__ÉNONCÉ DU PROBLÈME__
Recopiez les lignes depuis le début jusqu'à celle qui contient « data-point-triangle-down (1975, 1014, 2005, 1042) », celle-ci comprise, en remplaçant « significance-bracket » par « accolade-significativité » et sans rien modifier d'autre.
•••
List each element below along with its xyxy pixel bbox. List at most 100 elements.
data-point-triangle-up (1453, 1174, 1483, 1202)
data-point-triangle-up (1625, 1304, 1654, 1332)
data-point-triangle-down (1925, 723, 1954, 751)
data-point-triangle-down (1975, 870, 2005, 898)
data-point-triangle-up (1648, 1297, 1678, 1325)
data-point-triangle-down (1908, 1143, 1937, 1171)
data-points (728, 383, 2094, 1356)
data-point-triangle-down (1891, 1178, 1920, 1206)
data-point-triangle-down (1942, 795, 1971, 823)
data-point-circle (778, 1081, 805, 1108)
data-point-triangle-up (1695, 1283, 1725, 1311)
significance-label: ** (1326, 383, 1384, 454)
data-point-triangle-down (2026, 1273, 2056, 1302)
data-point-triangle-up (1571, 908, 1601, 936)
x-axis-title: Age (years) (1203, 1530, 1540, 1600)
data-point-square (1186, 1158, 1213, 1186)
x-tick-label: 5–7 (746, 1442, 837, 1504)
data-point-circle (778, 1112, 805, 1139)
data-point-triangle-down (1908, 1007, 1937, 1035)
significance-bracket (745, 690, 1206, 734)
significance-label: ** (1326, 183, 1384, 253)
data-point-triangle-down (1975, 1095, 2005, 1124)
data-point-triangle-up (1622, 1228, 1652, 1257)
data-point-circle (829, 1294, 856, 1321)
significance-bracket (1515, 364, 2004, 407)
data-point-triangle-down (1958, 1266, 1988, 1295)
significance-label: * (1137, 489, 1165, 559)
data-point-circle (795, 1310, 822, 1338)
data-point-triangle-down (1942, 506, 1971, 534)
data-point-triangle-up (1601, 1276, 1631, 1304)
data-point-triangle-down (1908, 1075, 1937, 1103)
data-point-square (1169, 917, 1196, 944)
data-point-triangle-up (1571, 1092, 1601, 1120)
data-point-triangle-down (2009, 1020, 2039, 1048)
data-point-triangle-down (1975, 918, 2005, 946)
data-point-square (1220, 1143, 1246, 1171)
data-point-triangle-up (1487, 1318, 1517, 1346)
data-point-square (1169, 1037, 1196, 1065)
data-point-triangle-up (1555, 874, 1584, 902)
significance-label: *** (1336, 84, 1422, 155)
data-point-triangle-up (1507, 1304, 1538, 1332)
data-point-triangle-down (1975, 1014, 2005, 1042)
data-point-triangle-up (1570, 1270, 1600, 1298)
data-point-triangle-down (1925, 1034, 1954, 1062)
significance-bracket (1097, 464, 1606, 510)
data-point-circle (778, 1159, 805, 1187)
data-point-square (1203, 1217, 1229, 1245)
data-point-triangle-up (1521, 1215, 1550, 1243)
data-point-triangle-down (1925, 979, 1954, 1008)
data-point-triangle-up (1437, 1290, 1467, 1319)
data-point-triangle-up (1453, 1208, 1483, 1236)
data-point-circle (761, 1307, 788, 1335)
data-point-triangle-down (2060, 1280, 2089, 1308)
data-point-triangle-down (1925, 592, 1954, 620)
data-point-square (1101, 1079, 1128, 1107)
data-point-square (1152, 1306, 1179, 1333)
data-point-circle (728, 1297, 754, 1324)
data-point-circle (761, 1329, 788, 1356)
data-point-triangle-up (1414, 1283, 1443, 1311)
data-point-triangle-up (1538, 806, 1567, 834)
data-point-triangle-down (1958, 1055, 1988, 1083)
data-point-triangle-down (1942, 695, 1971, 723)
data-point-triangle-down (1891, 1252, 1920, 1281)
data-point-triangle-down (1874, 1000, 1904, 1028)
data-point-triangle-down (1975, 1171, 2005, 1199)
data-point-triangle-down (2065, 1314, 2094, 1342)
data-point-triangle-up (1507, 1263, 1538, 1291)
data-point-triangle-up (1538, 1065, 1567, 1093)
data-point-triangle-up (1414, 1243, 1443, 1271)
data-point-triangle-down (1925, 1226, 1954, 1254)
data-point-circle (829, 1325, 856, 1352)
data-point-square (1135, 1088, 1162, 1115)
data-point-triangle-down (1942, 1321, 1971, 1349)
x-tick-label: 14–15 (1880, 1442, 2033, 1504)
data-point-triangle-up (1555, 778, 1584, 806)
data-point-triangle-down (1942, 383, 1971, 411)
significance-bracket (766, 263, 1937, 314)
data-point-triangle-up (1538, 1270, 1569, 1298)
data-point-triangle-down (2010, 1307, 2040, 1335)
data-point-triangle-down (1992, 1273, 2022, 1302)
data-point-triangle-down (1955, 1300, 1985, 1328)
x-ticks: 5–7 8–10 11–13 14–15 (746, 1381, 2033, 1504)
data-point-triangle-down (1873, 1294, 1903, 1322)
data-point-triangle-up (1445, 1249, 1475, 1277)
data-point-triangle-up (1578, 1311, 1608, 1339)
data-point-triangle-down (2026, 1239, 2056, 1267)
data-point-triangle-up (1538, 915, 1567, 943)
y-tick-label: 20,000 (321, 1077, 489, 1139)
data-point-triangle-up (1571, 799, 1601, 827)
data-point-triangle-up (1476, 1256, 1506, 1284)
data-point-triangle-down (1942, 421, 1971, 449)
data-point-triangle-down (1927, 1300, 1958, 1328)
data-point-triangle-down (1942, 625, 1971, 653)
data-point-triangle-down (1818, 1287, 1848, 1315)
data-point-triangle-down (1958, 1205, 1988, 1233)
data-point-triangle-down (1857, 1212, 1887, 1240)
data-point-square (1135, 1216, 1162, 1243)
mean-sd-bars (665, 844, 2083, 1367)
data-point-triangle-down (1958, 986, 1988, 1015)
•••
__RÉSULTAT__
List each element below along with its xyxy pixel bbox. List at most 100 elements.
data-point-triangle-up (1453, 1174, 1483, 1202)
data-point-triangle-up (1625, 1304, 1654, 1332)
data-point-triangle-down (1925, 723, 1954, 751)
data-point-triangle-down (1975, 870, 2005, 898)
data-point-triangle-up (1648, 1297, 1678, 1325)
data-point-triangle-down (1908, 1143, 1937, 1171)
data-points (728, 383, 2094, 1356)
data-point-triangle-down (1891, 1178, 1920, 1206)
data-point-triangle-down (1942, 795, 1971, 823)
data-point-circle (778, 1081, 805, 1108)
data-point-triangle-up (1695, 1283, 1725, 1311)
significance-label: ** (1326, 383, 1384, 454)
data-point-triangle-down (2026, 1273, 2056, 1302)
data-point-triangle-up (1571, 908, 1601, 936)
x-axis-title: Age (years) (1203, 1530, 1540, 1600)
data-point-square (1186, 1158, 1213, 1186)
x-tick-label: 5–7 (746, 1442, 837, 1504)
data-point-circle (778, 1112, 805, 1139)
data-point-triangle-down (1908, 1007, 1937, 1035)
accolade-significativité (745, 690, 1206, 734)
significance-label: ** (1326, 183, 1384, 253)
data-point-triangle-down (1975, 1095, 2005, 1124)
data-point-triangle-up (1622, 1228, 1652, 1257)
data-point-circle (829, 1294, 856, 1321)
accolade-significativité (1515, 364, 2004, 407)
data-point-triangle-down (1958, 1266, 1988, 1295)
significance-label: * (1137, 489, 1165, 559)
data-point-circle (795, 1310, 822, 1338)
data-point-triangle-down (1942, 506, 1971, 534)
data-point-triangle-up (1601, 1276, 1631, 1304)
data-point-triangle-down (1908, 1075, 1937, 1103)
data-point-square (1169, 917, 1196, 944)
data-point-triangle-up (1571, 1092, 1601, 1120)
data-point-triangle-down (2009, 1020, 2039, 1048)
data-point-triangle-down (1975, 918, 2005, 946)
data-point-square (1220, 1143, 1246, 1171)
data-point-triangle-up (1487, 1318, 1517, 1346)
data-point-square (1169, 1037, 1196, 1065)
data-point-triangle-up (1555, 874, 1584, 902)
significance-label: *** (1336, 84, 1422, 155)
data-point-triangle-up (1507, 1304, 1538, 1332)
data-point-triangle-down (1975, 1014, 2005, 1042)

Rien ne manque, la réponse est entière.